§ **REQUISITOS DAS TAREFAS**
a) Diga se cada afirmação abaixo está de acordo com a reportagem sobre a Azaléia. Para cada uma, responda sim ou não e copie as palavras da reportagem que decidem a resposta: (i) A Azaléia vai produzir cerca de 30 modelos na China. (ii) As vendas externas da Azaléia já chegaram a 30% do faturamento. (iii) A Dumont-Paquetá anunciou que vai levar parte da produção para a China.
b) Continue a reportagem sobre a Azaléia a partir da última frase.

§ **BLOCO DE TEXTO**
|---|

Título: Azaléia vai fabricar na China e deixa de ser 100% brasileira
Autor: Fernando Scheller
Fonte: O Estado de São Paulo, 06/03/2006, Economia & Negócios, p. B5

Após fechar uma fábrica no Rio Grande do Sul, no ano passado, cortando centenas de postos de trabalho, a fabricante de calçados femininos Azaléia vai terceirizar parte da produção de sua nova coleção com um parceiro chinês. Serão cerca de 30 modelos a serem produzidos na China, segundo informou ao Estado Paulo Ricardo Wolff, do departamento de exportações da empresa. Presente à feira GDS, o executivo afirmou que transferir a produção para a China é a única forma de combater o aumento de custos causado pela queda do dólar no Brasil.

"Deixamos oficialmente de ser uma empresa 100% brasileira. Todos esses calçados aqui não serão mais made in Brazil", explicou Wolff, referindo-se às cerca de 30 amostras do estande da Azaléia na GDS, principal feira do setor de sapatos na Alemanha. Os calçados serão fabricadas em território chinês a partir dos próximos meses. "Precisamos do dólar a R$ 2,90, pelo menos."

De acordo com o executivo, apesar de a Azaléia já possuir alguns contratos de produção fora do Brasil, essa tendência deve ser agora acentuada. "Desde que o dólar começou a cair, há quase dois anos, estamos subsidiando parte das vendas externas para manter as posições de mercado." Ele afirma, porém, que "segurar o rojão" do real valorizado é quase impossível. "Nossas vendas no mercado externo caíram. Já representaram 25% do faturamento. Hoje, estão em 20%. Estamos numa curva descendente".

FUGA E ESPERANÇA

O diretor-executivo da Associação Brasileira das Indústrias de Calçados (Abicalçados), Heitor Klein, afirmou que o movimento de fuga de empresas brasileiras não se resume à Azaléia - e a China também não é o único destino das empresas que procuram cortar custos. "A Dumont-Paquetá já anunciou que vai transferir parte de sua produção para a Argentina. E eu tenho notícia de mais duas empresas que devem seguir o mesmo caminho", disse Klein, sem citar nomes.

|---|

§ **DADOS FORNECIDOS**
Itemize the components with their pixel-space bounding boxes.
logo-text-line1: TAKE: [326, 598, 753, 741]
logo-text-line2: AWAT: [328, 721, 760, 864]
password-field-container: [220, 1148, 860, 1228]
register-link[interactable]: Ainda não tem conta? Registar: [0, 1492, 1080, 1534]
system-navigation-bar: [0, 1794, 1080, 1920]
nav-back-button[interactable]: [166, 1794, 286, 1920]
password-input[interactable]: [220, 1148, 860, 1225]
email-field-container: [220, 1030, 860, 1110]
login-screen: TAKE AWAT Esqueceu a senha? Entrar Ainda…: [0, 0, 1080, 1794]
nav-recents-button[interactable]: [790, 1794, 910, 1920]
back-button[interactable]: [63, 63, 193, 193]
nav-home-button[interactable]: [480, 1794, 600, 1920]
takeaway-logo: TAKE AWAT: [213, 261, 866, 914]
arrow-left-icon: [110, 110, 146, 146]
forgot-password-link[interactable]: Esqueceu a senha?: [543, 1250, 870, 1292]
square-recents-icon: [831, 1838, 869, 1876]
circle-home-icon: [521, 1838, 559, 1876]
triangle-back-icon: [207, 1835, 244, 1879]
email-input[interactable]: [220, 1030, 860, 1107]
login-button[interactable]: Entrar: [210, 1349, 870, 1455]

|---|

§ **RESPOSTAS POR TAREFA**
a)
(i) Sim: "Serão cerca de 30 modelos a serem produzidos na China"
(ii) Não: "Já representaram 25% do faturamento."
(iii) Não: "A Dumont-Paquetá já anunciou que vai transferir parte de sua produção para a Argentina."

b)
Entretanto, há quem afirme que a etiqueta made in Brazil ainda faz toda a diferença. Neste grupo estão companhias como a Bical, a Sapato Terapia e a Samello. "Trabalhamos com produtos de alta qualidade. Nossos sapatos já são conhecidos e são feitos no Brasil, não concorremos com os sapatos feitos na China, mas com os produzidos na Europa", diz Maurício Avila, gerente de vendas internacionais da Samello. Segundo Marcelo Machado, da Bical, a estratégia de fabricar na China pode ter um efeito negativo: a perda da credibilidade com clientes internacionais.

NEVE

Além da crise do setor, o mau tempo na Alemanha também atrapalhou a participação brasileira na GDS. No primeiro dia da feira, estandes de pelo menos cinco empresas nacionais - Itapuã, Bottero, Dilly (Try On), Beira-Rio e Kiuty - estavam vazios, praticamente impossibilitando a realização de negócios. "E não há prazo para a entrega da bagagem", informou Charles Weber, gerente da Bottero.

Na sexta-feira, Frankfurt teve a maior tempestade de neve dos últimos 30 anos, o que causou o fechamento do aeroporto internacional por um dia inteiro e o cancelamento de cerca de 500 vôos, causando confusão no setor de bagagens. Além das empresas que ficaram sem amostras, muitos dos participantes brasileiros - entre eles, o diretor-executivo da Abicalçados, Heitor Klein - ficaram só com a roupa do corpo.